WHAT THE TASK REQUIRES ▸ Your task is to print all of the material verbatim.

GIVEN DATA ▸
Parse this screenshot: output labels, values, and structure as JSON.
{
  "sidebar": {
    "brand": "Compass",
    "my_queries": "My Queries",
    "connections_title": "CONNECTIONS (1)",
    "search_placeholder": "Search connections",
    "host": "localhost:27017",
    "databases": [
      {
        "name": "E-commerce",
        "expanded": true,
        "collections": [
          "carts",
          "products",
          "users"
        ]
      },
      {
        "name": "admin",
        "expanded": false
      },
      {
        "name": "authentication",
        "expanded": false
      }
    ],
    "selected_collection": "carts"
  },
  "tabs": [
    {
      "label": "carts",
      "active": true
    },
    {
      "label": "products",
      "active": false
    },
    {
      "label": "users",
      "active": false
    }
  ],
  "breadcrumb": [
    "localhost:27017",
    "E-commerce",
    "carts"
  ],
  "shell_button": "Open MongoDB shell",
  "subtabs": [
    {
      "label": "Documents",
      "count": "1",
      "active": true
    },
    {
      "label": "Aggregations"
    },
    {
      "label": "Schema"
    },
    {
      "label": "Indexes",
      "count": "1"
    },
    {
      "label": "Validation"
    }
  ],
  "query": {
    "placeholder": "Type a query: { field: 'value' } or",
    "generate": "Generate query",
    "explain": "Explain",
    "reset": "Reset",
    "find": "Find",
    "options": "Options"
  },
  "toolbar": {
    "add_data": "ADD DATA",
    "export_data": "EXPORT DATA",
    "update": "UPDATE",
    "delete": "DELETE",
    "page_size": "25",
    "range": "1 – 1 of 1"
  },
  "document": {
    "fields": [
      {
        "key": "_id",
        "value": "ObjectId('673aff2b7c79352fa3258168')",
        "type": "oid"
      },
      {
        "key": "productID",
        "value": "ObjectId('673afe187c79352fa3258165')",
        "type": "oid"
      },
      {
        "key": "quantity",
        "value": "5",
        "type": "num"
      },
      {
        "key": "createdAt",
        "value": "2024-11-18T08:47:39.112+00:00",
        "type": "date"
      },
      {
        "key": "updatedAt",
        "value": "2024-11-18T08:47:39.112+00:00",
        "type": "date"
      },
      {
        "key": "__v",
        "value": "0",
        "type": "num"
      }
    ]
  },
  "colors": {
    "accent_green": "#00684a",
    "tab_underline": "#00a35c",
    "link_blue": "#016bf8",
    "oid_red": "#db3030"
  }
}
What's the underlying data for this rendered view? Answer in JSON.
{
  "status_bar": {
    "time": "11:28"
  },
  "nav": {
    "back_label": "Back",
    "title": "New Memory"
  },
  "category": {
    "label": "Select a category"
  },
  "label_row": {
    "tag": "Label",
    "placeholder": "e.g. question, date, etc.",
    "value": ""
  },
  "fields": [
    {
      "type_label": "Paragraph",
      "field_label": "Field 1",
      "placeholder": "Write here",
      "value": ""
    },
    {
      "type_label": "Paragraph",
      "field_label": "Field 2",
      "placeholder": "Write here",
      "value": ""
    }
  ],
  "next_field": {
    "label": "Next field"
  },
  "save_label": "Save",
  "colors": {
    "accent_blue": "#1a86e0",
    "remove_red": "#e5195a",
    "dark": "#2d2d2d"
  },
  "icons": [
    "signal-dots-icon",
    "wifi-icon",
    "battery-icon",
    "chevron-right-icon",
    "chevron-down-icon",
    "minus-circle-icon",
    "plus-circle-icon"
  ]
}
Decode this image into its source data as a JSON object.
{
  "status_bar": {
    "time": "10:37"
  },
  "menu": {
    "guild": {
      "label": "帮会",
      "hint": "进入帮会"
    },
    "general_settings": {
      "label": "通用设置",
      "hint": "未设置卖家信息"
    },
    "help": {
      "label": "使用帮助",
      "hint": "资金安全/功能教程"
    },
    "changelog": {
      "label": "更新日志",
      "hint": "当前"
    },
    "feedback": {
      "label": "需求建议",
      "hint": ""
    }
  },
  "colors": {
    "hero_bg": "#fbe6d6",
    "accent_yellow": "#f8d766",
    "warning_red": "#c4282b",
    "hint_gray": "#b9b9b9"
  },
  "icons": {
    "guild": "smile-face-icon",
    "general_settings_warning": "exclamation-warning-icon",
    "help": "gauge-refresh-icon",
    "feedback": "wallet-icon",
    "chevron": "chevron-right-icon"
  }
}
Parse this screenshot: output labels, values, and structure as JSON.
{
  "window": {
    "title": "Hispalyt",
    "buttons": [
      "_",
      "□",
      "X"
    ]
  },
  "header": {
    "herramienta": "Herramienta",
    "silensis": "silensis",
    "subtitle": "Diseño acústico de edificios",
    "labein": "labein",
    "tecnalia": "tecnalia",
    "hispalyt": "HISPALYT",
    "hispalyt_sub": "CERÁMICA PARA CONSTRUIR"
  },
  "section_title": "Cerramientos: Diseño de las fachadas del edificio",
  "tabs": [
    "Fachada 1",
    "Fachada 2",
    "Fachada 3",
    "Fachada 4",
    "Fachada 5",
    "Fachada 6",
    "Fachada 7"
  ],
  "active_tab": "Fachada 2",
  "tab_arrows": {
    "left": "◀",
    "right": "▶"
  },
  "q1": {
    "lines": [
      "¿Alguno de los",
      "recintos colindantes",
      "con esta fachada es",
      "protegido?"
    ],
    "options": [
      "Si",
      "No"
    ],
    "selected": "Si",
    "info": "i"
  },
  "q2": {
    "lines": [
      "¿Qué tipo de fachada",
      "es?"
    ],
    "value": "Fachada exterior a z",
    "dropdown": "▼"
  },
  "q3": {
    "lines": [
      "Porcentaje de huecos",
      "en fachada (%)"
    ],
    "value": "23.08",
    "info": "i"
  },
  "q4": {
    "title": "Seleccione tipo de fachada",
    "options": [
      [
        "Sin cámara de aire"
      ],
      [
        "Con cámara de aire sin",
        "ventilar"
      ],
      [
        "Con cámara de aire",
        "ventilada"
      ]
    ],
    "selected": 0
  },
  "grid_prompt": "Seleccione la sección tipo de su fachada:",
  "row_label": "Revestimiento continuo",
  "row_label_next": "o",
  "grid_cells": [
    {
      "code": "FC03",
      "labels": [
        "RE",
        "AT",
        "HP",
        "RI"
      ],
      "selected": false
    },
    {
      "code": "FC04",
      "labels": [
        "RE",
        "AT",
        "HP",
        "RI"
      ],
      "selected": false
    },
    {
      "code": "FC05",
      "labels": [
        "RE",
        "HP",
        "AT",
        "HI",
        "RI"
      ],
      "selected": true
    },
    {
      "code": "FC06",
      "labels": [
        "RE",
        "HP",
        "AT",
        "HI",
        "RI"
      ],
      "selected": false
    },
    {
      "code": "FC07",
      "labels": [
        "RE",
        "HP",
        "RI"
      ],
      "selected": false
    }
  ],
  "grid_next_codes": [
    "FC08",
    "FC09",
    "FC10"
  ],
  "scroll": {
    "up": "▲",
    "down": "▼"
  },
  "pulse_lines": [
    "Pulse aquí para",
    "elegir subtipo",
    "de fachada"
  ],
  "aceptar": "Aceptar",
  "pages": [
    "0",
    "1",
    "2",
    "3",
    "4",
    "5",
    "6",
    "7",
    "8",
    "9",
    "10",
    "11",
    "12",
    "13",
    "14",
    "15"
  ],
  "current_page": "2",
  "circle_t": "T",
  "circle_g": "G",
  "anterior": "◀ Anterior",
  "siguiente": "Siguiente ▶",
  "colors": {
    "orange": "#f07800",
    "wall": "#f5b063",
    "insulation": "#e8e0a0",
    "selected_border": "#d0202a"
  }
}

TASK RESULT ▸
Parse this screenshot: output labels, values, and structure as JSON.
{
  "sidebar": {
    "brand": "Compass",
    "my_queries": "My Queries",
    "connections_title": "CONNECTIONS (1)",
    "search_placeholder": "Search connections",
    "host": "localhost:27017",
    "databases": [
      {
        "name": "E-commerce",
        "expanded": true,
        "collections": [
          "carts",
          "products",
          "users"
        ]
      },
      {
        "name": "admin",
        "expanded": false
      },
      {
        "name": "authentication",
        "expanded": false
      }
    ],
    "selected_collection": "carts"
  },
  "tabs": [
    {
      "label": "carts",
      "active": true
    },
    {
      "label": "products",
      "active": false
    },
    {
      "label": "users",
      "active": false
    }
  ],
  "breadcrumb": [
    "localhost:27017",
    "E-commerce",
    "carts"
  ],
  "shell_button": "Open MongoDB shell",
  "subtabs": [
    {
      "label": "Documents",
      "count": "1",
      "active": true
    },
    {
      "label": "Aggregations"
    },
    {
      "label": "Schema"
    },
    {
      "label": "Indexes",
      "count": "1"
    },
    {
      "label": "Validation"
    }
  ],
  "query": {
    "placeholder": "Type a query: { field: 'value' } or",
    "generate": "Generate query",
    "explain": "Explain",
    "reset": "Reset",
    "find": "Find",
    "options": "Options"
  },
  "toolbar": {
    "add_data": "ADD DATA",
    "export_data": "EXPORT DATA",
    "update": "UPDATE",
    "delete": "DELETE",
    "page_size": "25",
    "range": "1 – 1 of 1"
  },
  "document": {
    "fields": [
      {
        "key": "_id",
        "value": "ObjectId('673aff2b7c79352fa3258168')",
        "type": "oid"
      },
      {
        "key": "productID",
        "value": "ObjectId('673afe187c79352fa3258165')",
        "type": "oid"
      },
      {
        "key": "quantity",
        "value": "5",
        "type": "num"
      },
      {
        "key": "createdAt",
        "value": "2024-11-18T08:47:39.112+00:00",
        "type": "date"
      },
      {
        "key": "updatedAt",
        "value": "2024-11-18T08:47:39.112+00:00",
        "type": "date"
      },
      {
        "key": "__v",
        "value": "0",
        "type": "num"
      }
    ]
  },
  "colors": {
    "accent_green": "#00684a",
    "tab_underline": "#00a35c",
    "link_blue": "#016bf8",
    "oid_red": "#db3030"
  }
}
What's the underlying data for this rendered view? Answer in JSON.
{
  "status_bar": {
    "time": "11:28"
  },
  "nav": {
    "back_label": "Back",
    "title": "New Memory"
  },
  "category": {
    "label": "Select a category"
  },
  "label_row": {
    "tag": "Label",
    "placeholder": "e.g. question, date, etc.",
    "value": ""
  },
  "fields": [
    {
      "type_label": "Paragraph",
      "field_label": "Field 1",
      "placeholder": "Write here",
      "value": ""
    },
    {
      "type_label": "Paragraph",
      "field_label": "Field 2",
      "placeholder": "Write here",
      "value": ""
    }
  ],
  "next_field": {
    "label": "Next field"
  },
  "save_label": "Save",
  "colors": {
    "accent_blue": "#1a86e0",
    "remove_red": "#e5195a",
    "dark": "#2d2d2d"
  },
  "icons": [
    "signal-dots-icon",
    "wifi-icon",
    "battery-icon",
    "chevron-right-icon",
    "chevron-down-icon",
    "minus-circle-icon",
    "plus-circle-icon"
  ]
}
Decode this image into its source data as a JSON object.
{
  "status_bar": {
    "time": "10:37"
  },
  "menu": {
    "guild": {
      "label": "帮会",
      "hint": "进入帮会"
    },
    "general_settings": {
      "label": "通用设置",
      "hint": "未设置卖家信息"
    },
    "help": {
      "label": "使用帮助",
      "hint": "资金安全/功能教程"
    },
    "changelog": {
      "label": "更新日志",
      "hint": "当前"
    },
    "feedback": {
      "label": "需求建议",
      "hint": ""
    }
  },
  "colors": {
    "hero_bg": "#fbe6d6",
    "accent_yellow": "#f8d766",
    "warning_red": "#c4282b",
    "hint_gray": "#b9b9b9"
  },
  "icons": {
    "guild": "smile-face-icon",
    "general_settings_warning": "exclamation-warning-icon",
    "help": "gauge-refresh-icon",
    "feedback": "wallet-icon",
    "chevron": "chevron-right-icon"
  }
}
Parse this screenshot: output labels, values, and structure as JSON.
{
  "window": {
    "title": "Hispalyt",
    "buttons": [
      "_",
      "□",
      "X"
    ]
  },
  "header": {
    "herramienta": "Herramienta",
    "silensis": "silensis",
    "subtitle": "Diseño acústico de edificios",
    "labein": "labein",
    "tecnalia": "tecnalia",
    "hispalyt": "HISPALYT",
    "hispalyt_sub": "CERÁMICA PARA CONSTRUIR"
  },
  "section_title": "Cerramientos: Diseño de las fachadas del edificio",
  "tabs": [
    "Fachada 1",
    "Fachada 2",
    "Fachada 3",
    "Fachada 4",
    "Fachada 5",
    "Fachada 6",
    "Fachada 7"
  ],
  "active_tab": "Fachada 2",
  "tab_arrows": {
    "left": "◀",
    "right": "▶"
  },
  "q1": {
    "lines": [
      "¿Alguno de los",
      "recintos colindantes",
      "con esta fachada es",
      "protegido?"
    ],
    "options": [
      "Si",
      "No"
    ],
    "selected": "Si",
    "info": "i"
  },
  "q2": {
    "lines": [
      "¿Qué tipo de fachada",
      "es?"
    ],
    "value": "Fachada exterior a z",
    "dropdown": "▼"
  },
  "q3": {
    "lines": [
      "Porcentaje de huecos",
      "en fachada (%)"
    ],
    "value": "23.08",
    "info": "i"
  },
  "q4": {
    "title": "Seleccione tipo de fachada",
    "options": [
      [
        "Sin cámara de aire"
      ],
      [
        "Con cámara de aire sin",
        "ventilar"
      ],
      [
        "Con cámara de aire",
        "ventilada"
      ]
    ],
    "selected": 0
  },
  "grid_prompt": "Seleccione la sección tipo de su fachada:",
  "row_label": "Revestimiento continuo",
  "row_label_next": "o",
  "grid_cells": [
    {
      "code": "FC03",
      "labels": [
        "RE",
        "AT",
        "HP",
        "RI"
      ],
      "selected": false
    },
    {
      "code": "FC04",
      "labels": [
        "RE",
        "AT",
        "HP",
        "RI"
      ],
      "selected": false
    },
    {
      "code": "FC05",
      "labels": [
        "RE",
        "HP",
        "AT",
        "HI",
        "RI"
      ],
      "selected": true
    },
    {
      "code": "FC06",
      "labels": [
        "RE",
        "HP",
        "AT",
        "HI",
        "RI"
      ],
      "selected": false
    },
    {
      "code": "FC07",
      "labels": [
        "RE",
        "HP",
        "RI"
      ],
      "selected": false
    }
  ],
  "grid_next_codes": [
    "FC08",
    "FC09",
    "FC10"
  ],
  "scroll": {
    "up": "▲",
    "down": "▼"
  },
  "pulse_lines": [
    "Pulse aquí para",
    "elegir subtipo",
    "de fachada"
  ],
  "aceptar": "Aceptar",
  "pages": [
    "0",
    "1",
    "2",
    "3",
    "4",
    "5",
    "6",
    "7",
    "8",
    "9",
    "10",
    "11",
    "12",
    "13",
    "14",
    "15"
  ],
  "current_page": "2",
  "circle_t": "T",
  "circle_g": "G",
  "anterior": "◀ Anterior",
  "siguiente": "Siguiente ▶",
  "colors": {
    "orange": "#f07800",
    "wall": "#f5b063",
    "insulation": "#e8e0a0",
    "selected_border": "#d0202a"
  }
}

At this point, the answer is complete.